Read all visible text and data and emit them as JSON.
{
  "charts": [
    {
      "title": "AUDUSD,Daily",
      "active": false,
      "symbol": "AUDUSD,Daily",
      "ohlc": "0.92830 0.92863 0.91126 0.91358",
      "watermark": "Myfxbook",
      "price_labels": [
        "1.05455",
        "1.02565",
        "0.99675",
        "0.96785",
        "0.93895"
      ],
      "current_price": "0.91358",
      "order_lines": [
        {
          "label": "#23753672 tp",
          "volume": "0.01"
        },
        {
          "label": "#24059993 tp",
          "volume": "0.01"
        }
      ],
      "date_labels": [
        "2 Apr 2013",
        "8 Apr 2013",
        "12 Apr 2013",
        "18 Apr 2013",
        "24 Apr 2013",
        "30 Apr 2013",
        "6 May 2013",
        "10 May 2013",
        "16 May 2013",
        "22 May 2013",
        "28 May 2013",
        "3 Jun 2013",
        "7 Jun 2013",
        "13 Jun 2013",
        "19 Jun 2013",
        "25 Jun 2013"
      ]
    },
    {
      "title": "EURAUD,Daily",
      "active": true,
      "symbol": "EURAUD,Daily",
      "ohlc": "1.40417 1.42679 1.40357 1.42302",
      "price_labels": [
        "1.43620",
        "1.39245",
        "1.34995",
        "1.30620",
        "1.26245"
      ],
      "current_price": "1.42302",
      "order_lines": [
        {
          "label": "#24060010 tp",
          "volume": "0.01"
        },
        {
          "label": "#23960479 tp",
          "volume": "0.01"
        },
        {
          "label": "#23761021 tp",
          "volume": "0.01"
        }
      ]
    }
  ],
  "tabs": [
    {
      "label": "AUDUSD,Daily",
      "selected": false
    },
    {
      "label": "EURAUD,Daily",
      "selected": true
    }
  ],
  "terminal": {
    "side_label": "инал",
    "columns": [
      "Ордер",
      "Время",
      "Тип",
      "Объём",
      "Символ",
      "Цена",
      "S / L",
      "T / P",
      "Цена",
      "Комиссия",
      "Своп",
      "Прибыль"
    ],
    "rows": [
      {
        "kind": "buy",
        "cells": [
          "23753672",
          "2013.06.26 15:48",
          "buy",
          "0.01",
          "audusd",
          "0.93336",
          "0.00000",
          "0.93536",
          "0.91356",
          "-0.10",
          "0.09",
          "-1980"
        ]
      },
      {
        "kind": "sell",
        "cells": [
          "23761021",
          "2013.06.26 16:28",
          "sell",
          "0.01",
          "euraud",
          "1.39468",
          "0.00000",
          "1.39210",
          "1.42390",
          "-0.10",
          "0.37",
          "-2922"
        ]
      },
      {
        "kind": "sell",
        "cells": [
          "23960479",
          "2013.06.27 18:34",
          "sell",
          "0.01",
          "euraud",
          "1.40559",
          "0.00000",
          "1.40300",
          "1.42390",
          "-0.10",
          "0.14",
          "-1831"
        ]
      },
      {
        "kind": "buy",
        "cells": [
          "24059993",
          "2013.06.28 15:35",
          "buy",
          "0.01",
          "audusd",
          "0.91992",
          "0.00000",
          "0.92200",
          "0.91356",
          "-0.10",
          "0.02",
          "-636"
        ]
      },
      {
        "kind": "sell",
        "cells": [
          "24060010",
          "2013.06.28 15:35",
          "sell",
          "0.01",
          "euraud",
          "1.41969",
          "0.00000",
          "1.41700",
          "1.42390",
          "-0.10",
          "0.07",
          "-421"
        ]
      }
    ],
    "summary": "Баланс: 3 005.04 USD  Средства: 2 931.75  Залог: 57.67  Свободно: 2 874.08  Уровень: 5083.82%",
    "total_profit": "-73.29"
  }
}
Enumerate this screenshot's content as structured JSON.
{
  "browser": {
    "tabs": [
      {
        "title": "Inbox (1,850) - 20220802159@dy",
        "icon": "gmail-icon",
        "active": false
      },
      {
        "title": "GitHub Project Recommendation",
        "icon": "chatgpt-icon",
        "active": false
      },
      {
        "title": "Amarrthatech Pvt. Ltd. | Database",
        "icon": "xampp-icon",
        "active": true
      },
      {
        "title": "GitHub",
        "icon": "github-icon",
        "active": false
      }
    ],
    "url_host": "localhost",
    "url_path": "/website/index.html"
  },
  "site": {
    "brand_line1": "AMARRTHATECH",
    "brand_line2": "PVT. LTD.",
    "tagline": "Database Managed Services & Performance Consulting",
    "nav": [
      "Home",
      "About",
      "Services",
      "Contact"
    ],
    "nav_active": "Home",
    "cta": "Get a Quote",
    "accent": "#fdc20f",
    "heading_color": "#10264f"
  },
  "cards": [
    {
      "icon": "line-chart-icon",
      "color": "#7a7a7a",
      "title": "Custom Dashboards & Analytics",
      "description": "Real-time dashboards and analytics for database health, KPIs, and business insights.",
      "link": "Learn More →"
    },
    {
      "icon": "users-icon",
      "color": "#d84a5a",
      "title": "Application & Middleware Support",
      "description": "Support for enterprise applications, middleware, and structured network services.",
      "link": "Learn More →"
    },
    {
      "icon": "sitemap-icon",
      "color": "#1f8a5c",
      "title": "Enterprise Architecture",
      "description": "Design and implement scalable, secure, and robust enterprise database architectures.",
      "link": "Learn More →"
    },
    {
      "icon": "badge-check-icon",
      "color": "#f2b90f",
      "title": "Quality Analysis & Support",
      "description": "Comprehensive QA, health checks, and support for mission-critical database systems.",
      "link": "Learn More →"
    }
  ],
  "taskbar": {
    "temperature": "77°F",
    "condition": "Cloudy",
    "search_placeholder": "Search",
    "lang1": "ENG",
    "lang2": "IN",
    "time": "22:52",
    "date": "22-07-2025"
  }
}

------------

AIM: Repeat all entries. Match them exactly.

ANSWER TO THE PROBLEM:
Read all visible text and data and emit them as JSON.
{
  "charts": [
    {
      "title": "AUDUSD,Daily",
      "active": false,
      "symbol": "AUDUSD,Daily",
      "ohlc": "0.92830 0.92863 0.91126 0.91358",
      "watermark": "Myfxbook",
      "price_labels": [
        "1.05455",
        "1.02565",
        "0.99675",
        "0.96785",
        "0.93895"
      ],
      "current_price": "0.91358",
      "order_lines": [
        {
          "label": "#23753672 tp",
          "volume": "0.01"
        },
        {
          "label": "#24059993 tp",
          "volume": "0.01"
        }
      ],
      "date_labels": [
        "2 Apr 2013",
        "8 Apr 2013",
        "12 Apr 2013",
        "18 Apr 2013",
        "24 Apr 2013",
        "30 Apr 2013",
        "6 May 2013",
        "10 May 2013",
        "16 May 2013",
        "22 May 2013",
        "28 May 2013",
        "3 Jun 2013",
        "7 Jun 2013",
        "13 Jun 2013",
        "19 Jun 2013",
        "25 Jun 2013"
      ]
    },
    {
      "title": "EURAUD,Daily",
      "active": true,
      "symbol": "EURAUD,Daily",
      "ohlc": "1.40417 1.42679 1.40357 1.42302",
      "price_labels": [
        "1.43620",
        "1.39245",
        "1.34995",
        "1.30620",
        "1.26245"
      ],
      "current_price": "1.42302",
      "order_lines": [
        {
          "label": "#24060010 tp",
          "volume": "0.01"
        },
        {
          "label": "#23960479 tp",
          "volume": "0.01"
        },
        {
          "label": "#23761021 tp",
          "volume": "0.01"
        }
      ]
    }
  ],
  "tabs": [
    {
      "label": "AUDUSD,Daily",
      "selected": false
    },
    {
      "label": "EURAUD,Daily",
      "selected": true
    }
  ],
  "terminal": {
    "side_label": "инал",
    "columns": [
      "Ордер",
      "Время",
      "Тип",
      "Объём",
      "Символ",
      "Цена",
      "S / L",
      "T / P",
      "Цена",
      "Комиссия",
      "Своп",
      "Прибыль"
    ],
    "rows": [
      {
        "kind": "buy",
        "cells": [
          "23753672",
          "2013.06.26 15:48",
          "buy",
          "0.01",
          "audusd",
          "0.93336",
          "0.00000",
          "0.93536",
          "0.91356",
          "-0.10",
          "0.09",
          "-1980"
        ]
      },
      {
        "kind": "sell",
        "cells": [
          "23761021",
          "2013.06.26 16:28",
          "sell",
          "0.01",
          "euraud",
          "1.39468",
          "0.00000",
          "1.39210",
          "1.42390",
          "-0.10",
          "0.37",
          "-2922"
        ]
      },
      {
        "kind": "sell",
        "cells": [
          "23960479",
          "2013.06.27 18:34",
          "sell",
          "0.01",
          "euraud",
          "1.40559",
          "0.00000",
          "1.40300",
          "1.42390",
          "-0.10",
          "0.14",
          "-1831"
        ]
      },
      {
        "kind": "buy",
        "cells": [
          "24059993",
          "2013.06.28 15:35",
          "buy",
          "0.01",
          "audusd",
          "0.91992",
          "0.00000",
          "0.92200",
          "0.91356",
          "-0.10",
          "0.02",
          "-636"
        ]
      },
      {
        "kind": "sell",
        "cells": [
          "24060010",
          "2013.06.28 15:35",
          "sell",
          "0.01",
          "euraud",
          "1.41969",
          "0.00000",
          "1.41700",
          "1.42390",
          "-0.10",
          "0.07",
          "-421"
        ]
      }
    ],
    "summary": "Баланс: 3 005.04 USD  Средства: 2 931.75  Залог: 57.67  Свободно: 2 874.08  Уровень: 5083.82%",
    "total_profit": "-73.29"
  }
}
Enumerate this screenshot's content as structured JSON.
{
  "browser": {
    "tabs": [
      {
        "title": "Inbox (1,850) - 20220802159@dy",
        "icon": "gmail-icon",
        "active": false
      },
      {
        "title": "GitHub Project Recommendation",
        "icon": "chatgpt-icon",
        "active": false
      },
      {
        "title": "Amarrthatech Pvt. Ltd. | Database",
        "icon": "xampp-icon",
        "active": true
      },
      {
        "title": "GitHub",
        "icon": "github-icon",
        "active": false
      }
    ],
    "url_host": "localhost",
    "url_path": "/website/index.html"
  },
  "site": {
    "brand_line1": "AMARRTHATECH",
    "brand_line2": "PVT. LTD.",
    "tagline": "Database Managed Services & Performance Consulting",
    "nav": [
      "Home",
      "About",
      "Services",
      "Contact"
    ],
    "nav_active": "Home",
    "cta": "Get a Quote",
    "accent": "#fdc20f",
    "heading_color": "#10264f"
  },
  "cards": [
    {
      "icon": "line-chart-icon",
      "color": "#7a7a7a",
      "title": "Custom Dashboards & Analytics",
      "description": "Real-time dashboards and analytics for database health, KPIs, and business insights.",
      "link": "Learn More →"
    },
    {
      "icon": "users-icon",
      "color": "#d84a5a",
      "title": "Application & Middleware Support",
      "description": "Support for enterprise applications, middleware, and structured network services.",
      "link": "Learn More →"
    },
    {
      "icon": "sitemap-icon",
      "color": "#1f8a5c",
      "title": "Enterprise Architecture",
      "description": "Design and implement scalable, secure, and robust enterprise database architectures.",
      "link": "Learn More →"
    },
    {
      "icon": "badge-check-icon",
      "color": "#f2b90f",
      "title": "Quality Analysis & Support",
      "description": "Comprehensive QA, health checks, and support for mission-critical database systems.",
      "link": "Learn More →"
    }
  ],
  "taskbar": {
    "temperature": "77°F",
    "condition": "Cloudy",
    "search_placeholder": "Search",
    "lang1": "ENG",
    "lang2": "IN",
    "time": "22:52",
    "date": "22-07-2025"
  }
}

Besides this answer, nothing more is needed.